*RECORD EXTRACTS*.
-------------------------

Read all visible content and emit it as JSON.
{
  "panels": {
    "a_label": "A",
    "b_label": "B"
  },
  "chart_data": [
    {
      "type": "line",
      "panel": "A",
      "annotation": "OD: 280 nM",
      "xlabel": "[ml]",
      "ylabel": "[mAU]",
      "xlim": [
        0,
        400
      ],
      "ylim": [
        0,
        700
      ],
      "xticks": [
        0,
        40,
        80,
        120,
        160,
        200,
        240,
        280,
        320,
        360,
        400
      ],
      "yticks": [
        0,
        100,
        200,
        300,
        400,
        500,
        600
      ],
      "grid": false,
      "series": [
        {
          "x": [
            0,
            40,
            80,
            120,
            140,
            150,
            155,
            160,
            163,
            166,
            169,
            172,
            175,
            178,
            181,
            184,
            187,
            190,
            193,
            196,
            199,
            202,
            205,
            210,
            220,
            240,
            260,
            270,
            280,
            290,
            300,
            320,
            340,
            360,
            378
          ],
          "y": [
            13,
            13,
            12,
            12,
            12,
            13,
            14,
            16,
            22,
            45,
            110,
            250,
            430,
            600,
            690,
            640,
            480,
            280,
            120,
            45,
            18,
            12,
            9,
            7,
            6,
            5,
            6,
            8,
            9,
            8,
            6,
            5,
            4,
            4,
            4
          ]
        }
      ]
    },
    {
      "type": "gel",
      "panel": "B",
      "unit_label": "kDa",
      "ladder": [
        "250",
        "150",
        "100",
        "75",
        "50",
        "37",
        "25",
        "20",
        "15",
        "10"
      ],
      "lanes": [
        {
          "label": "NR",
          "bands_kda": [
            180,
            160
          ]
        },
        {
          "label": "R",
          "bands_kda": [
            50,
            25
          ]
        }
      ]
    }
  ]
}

-------------------------

*TO DO*. Write the listing out again, exactly as shown above.

*FINAL RESULT*.
Read all visible content and emit it as JSON.
{
  "panels": {
    "a_label": "A",
    "b_label": "B"
  },
  "chart_data": [
    {
      "type": "line",
      "panel": "A",
      "annotation": "OD: 280 nM",
      "xlabel": "[ml]",
      "ylabel": "[mAU]",
      "xlim": [
        0,
        400
      ],
      "ylim": [
        0,
        700
      ],
      "xticks": [
        0,
        40,
        80,
        120,
        160,
        200,
        240,
        280,
        320,
        360,
        400
      ],
      "yticks": [
        0,
        100,
        200,
        300,
        400,
        500,
        600
      ],
      "grid": false,
      "series": [
        {
          "x": [
            0,
            40,
            80,
            120,
            140,
            150,
            155,
            160,
            163,
            166,
            169,
            172,
            175,
            178,
            181,
            184,
            187,
            190,
            193,
            196,
            199,
            202,
            205,
            210,
            220,
            240,
            260,
            270,
            280,
            290,
            300,
            320,
            340,
            360,
            378
          ],
          "y": [
            13,
            13,
            12,
            12,
            12,
            13,
            14,
            16,
            22,
            45,
            110,
            250,
            430,
            600,
            690,
            640,
            480,
            280,
            120,
            45,
            18,
            12,
            9,
            7,
            6,
            5,
            6,
            8,
            9,
            8,
            6,
            5,
            4,
            4,
            4
          ]
        }
      ]
    },
    {
      "type": "gel",
      "panel": "B",
      "unit_label": "kDa",
      "ladder": [
        "250",
        "150",
        "100",
        "75",
        "50",
        "37",
        "25",
        "20",
        "15",
        "10"
      ],
      "lanes": [
        {
          "label": "NR",
          "bands_kda": [
            180,
            160
          ]
        },
        {
          "label": "R",
          "bands_kda": [
            50,
            25
          ]
        }
      ]
    }
  ]
}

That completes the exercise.